— start of SOURCE EXCERPT —

In our last update, we described the basic mechanics of the game. As you may remember, the players playing Survivors look over the Resources that are out in the center of the play area, and the Clowns strategically defend these Resources by placing Clown cards face-down in front of the Resources.
But once a player has decided what they're going for, how is the Clown encounter resolved? That's the subject of today's update. Note that what's here is the bare-bones version: in actual play it's a little more strategically interesting, as both the Clowns and the Survivors have Morale that they can spend to modify die rolls. In the interest of keeping this update at a readable length, we've left the stuff about Morale out.
Once you’ve declared what you’re attempting to Travel to—or
announced that you’re Staying Put—the Clowns can flip over the card(s) they’ve
placed at that Resource. Most Clown cards have a number on them, indicating the force
of the Clown(s) depicted on the card.
The larger the pack, the more difficult it will be to face off against.
An “Encounter” doesn’t necessarily mean that the Clowns have
attacked you; it just means that you’ve spotted them. The safest thing to do is simply try to Sneak away—although
there are also reasons why you might choose to initiate contact.
The smaller your Team, the easier it is to move around
undetected. So in order to sneak
successfully, you need to roll above the
size of your Team on a six-sided die. Of course, this means that once you’ve reached a certain size, it will be very difficult
for your Team to sneak.
If you make a successful Sneak roll, the Clowns don’t see you,
and the Encounter ends. The Clowns
take the card back into their hand.
If you fail your Sneak roll—or if you choose not to make
one—the Clowns detect you, and they attack.
The Defense Roll:
Escape, Kill, or Join the Circus
At this point, you have to fight your way to freedom. Look at the number on the Clown card,
which indicates the Clown’s force.

— end of SOURCE EXCERPT —
— start of SUPPLIED DATA —

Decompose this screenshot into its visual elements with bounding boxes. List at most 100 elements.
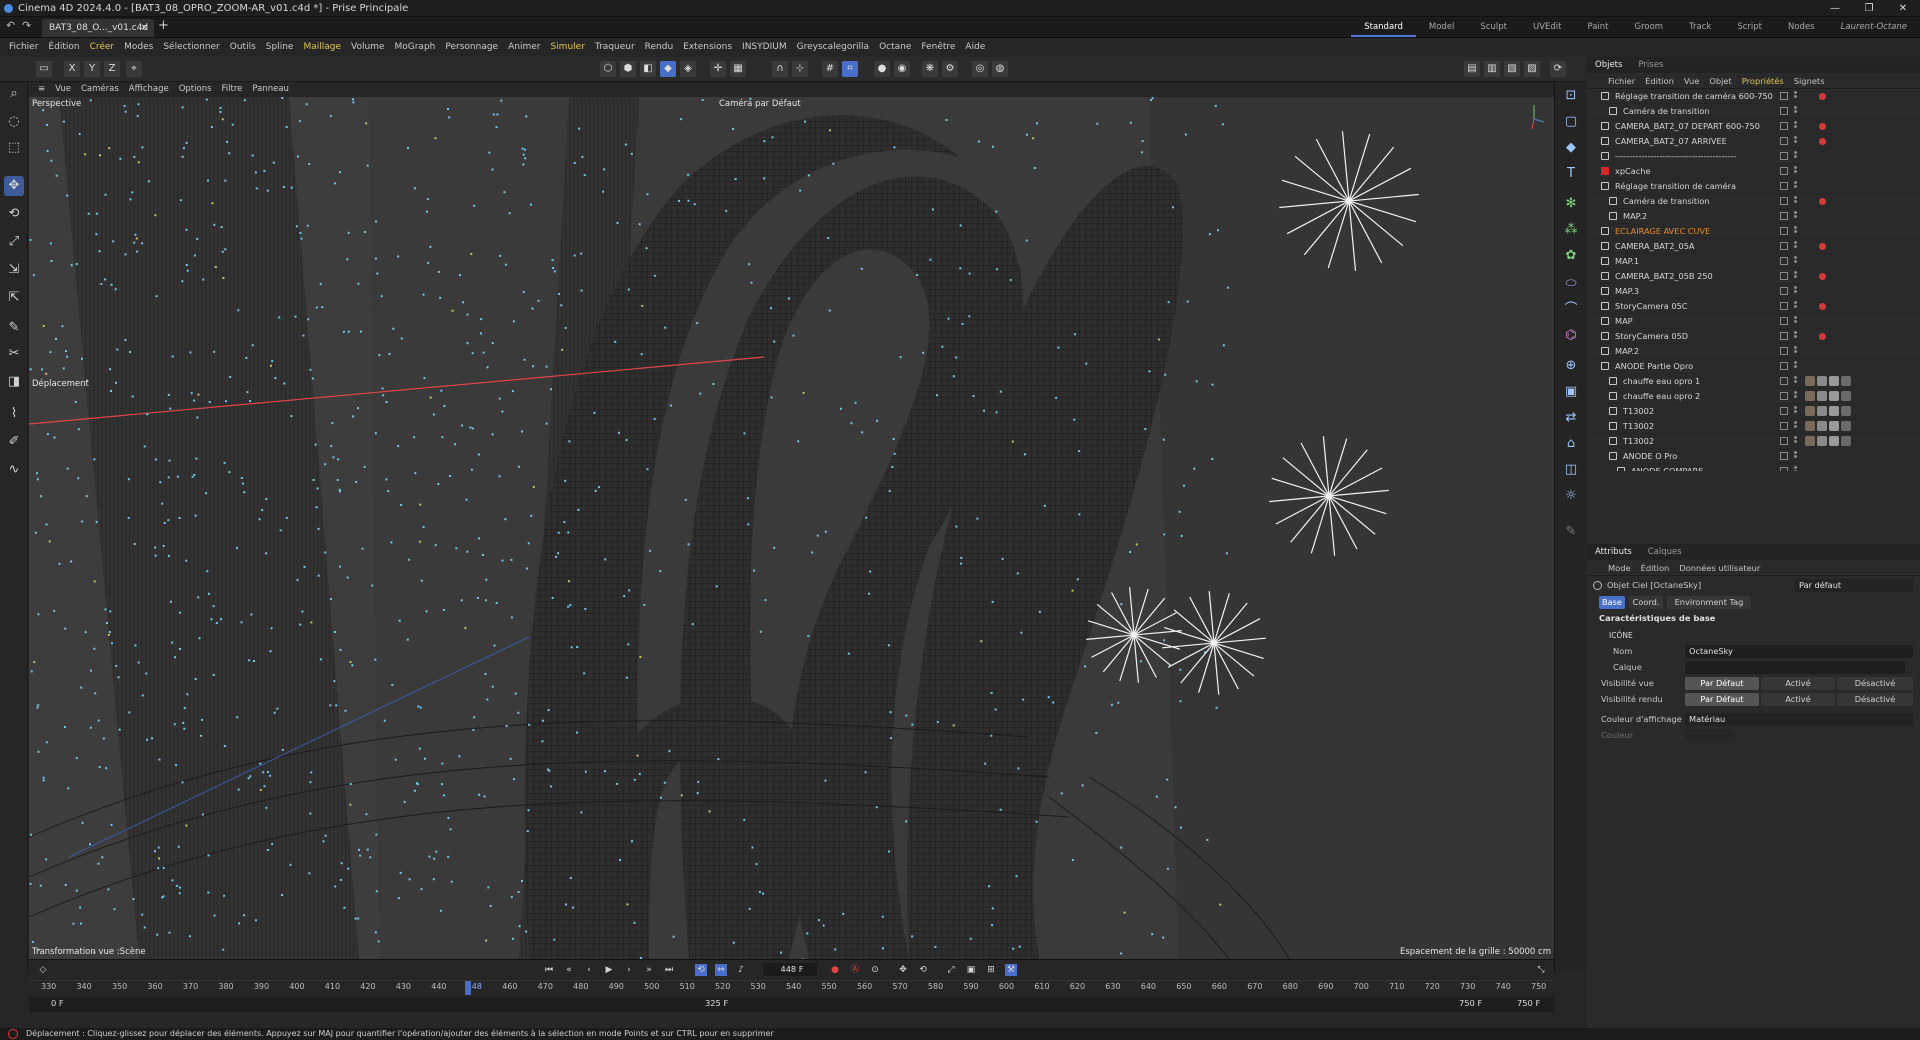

— end of SUPPLIED DATA —

Set down, word for word, the passage of the game update that begins at the words "If you fail" and stops after "the Clown’s force.".

_REPLY:_
If you fail your Sneak roll—or if you choose not to make
one—the Clowns detect you, and they attack.
The Defense Roll:
Escape, Kill, or Join the Circus
At this point, you have to fight your way to freedom. Look at the number on the Clown card,
which indicates the Clown’s force.